— Start of The data —
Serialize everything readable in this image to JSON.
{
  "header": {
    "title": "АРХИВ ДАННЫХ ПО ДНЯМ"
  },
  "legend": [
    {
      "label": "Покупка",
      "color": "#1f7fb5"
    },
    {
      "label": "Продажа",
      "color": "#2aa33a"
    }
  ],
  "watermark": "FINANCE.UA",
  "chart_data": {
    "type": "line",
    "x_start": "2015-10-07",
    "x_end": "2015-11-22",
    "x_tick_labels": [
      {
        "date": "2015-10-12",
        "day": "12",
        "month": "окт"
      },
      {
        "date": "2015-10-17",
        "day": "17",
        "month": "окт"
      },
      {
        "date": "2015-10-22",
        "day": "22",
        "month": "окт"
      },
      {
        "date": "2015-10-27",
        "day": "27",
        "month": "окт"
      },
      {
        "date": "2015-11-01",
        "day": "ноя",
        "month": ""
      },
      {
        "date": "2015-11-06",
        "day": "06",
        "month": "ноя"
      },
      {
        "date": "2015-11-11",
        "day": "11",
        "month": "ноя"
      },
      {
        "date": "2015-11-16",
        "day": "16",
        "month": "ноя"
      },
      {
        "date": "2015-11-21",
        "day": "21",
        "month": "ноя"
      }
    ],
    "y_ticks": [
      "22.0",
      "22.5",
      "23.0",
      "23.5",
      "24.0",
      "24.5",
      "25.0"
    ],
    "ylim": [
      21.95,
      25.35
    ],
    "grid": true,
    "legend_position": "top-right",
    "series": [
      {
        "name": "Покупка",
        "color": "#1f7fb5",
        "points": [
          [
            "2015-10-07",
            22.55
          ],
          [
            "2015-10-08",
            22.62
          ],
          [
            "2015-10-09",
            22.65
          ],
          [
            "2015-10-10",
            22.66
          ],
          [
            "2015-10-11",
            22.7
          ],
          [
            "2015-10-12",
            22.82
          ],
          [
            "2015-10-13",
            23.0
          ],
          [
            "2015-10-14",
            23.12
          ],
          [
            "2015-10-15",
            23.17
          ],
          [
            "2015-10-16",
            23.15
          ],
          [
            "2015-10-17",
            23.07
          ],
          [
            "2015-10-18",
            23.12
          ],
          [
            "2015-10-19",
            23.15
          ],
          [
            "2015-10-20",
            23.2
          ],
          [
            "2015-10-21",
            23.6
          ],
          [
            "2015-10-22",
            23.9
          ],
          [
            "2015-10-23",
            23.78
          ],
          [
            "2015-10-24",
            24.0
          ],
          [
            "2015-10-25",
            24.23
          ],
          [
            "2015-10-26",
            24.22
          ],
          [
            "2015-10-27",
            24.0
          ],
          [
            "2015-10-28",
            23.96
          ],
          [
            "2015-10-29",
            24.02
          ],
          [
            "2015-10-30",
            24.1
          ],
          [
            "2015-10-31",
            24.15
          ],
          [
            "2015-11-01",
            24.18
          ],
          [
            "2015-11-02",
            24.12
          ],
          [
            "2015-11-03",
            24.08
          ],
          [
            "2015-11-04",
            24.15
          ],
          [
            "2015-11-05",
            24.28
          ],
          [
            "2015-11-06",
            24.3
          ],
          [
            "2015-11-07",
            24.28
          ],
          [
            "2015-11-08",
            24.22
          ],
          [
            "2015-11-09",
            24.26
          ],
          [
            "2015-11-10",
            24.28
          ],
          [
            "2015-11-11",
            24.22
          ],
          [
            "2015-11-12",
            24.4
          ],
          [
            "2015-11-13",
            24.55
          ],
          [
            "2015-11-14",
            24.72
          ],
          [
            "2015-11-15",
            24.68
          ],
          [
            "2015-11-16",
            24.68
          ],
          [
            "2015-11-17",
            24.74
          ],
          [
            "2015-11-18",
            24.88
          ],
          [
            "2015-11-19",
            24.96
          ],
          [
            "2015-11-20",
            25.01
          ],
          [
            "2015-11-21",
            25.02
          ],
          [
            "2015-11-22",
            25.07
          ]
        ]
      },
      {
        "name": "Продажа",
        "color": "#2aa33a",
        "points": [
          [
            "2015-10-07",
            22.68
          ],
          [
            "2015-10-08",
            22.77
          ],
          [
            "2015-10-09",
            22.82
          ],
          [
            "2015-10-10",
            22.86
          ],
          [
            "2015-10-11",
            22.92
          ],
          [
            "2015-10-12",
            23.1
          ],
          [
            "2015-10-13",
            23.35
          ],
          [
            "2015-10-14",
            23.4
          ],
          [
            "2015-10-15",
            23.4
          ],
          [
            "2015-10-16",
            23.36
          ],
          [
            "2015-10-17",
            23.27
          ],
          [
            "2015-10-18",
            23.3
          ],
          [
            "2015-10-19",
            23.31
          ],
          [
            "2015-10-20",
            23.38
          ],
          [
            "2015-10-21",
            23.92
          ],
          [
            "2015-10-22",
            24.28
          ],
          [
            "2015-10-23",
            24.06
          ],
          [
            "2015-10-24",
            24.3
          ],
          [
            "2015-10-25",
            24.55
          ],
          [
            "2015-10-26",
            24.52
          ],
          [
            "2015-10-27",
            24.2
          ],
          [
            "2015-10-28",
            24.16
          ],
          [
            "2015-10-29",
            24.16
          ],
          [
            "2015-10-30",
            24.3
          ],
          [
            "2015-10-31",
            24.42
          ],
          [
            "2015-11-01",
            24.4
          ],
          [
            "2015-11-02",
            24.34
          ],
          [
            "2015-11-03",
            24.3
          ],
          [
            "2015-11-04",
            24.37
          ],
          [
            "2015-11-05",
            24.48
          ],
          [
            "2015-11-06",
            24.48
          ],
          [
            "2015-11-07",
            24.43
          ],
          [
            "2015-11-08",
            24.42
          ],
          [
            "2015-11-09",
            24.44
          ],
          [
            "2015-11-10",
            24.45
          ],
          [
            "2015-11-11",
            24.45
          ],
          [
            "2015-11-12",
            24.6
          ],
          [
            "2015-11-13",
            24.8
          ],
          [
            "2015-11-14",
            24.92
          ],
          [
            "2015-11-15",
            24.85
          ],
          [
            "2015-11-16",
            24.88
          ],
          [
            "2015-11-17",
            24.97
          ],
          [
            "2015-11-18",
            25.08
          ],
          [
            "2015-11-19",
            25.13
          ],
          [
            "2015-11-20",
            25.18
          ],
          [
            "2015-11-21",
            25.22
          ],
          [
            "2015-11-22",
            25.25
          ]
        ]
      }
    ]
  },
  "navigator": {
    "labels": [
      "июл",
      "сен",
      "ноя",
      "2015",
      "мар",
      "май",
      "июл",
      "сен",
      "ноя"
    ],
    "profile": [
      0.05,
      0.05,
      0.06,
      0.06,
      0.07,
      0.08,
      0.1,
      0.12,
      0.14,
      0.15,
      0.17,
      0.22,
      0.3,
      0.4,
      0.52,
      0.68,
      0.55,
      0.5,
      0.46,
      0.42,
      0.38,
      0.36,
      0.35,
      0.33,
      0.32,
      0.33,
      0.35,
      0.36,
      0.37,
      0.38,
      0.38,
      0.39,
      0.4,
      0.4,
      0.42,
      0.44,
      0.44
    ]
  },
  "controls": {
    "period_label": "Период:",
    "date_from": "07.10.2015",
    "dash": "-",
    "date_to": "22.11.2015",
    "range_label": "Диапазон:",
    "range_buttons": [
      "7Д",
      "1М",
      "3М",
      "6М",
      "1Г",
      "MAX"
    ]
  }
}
— End of The data —
## Given instruction
Only lines with "color" are wanted here; list each of them.

## Output below
      "color": "#1f7fb5"
      "color": "#2aa33a"
        "color": "#1f7fb5",
        "color": "#2aa33a",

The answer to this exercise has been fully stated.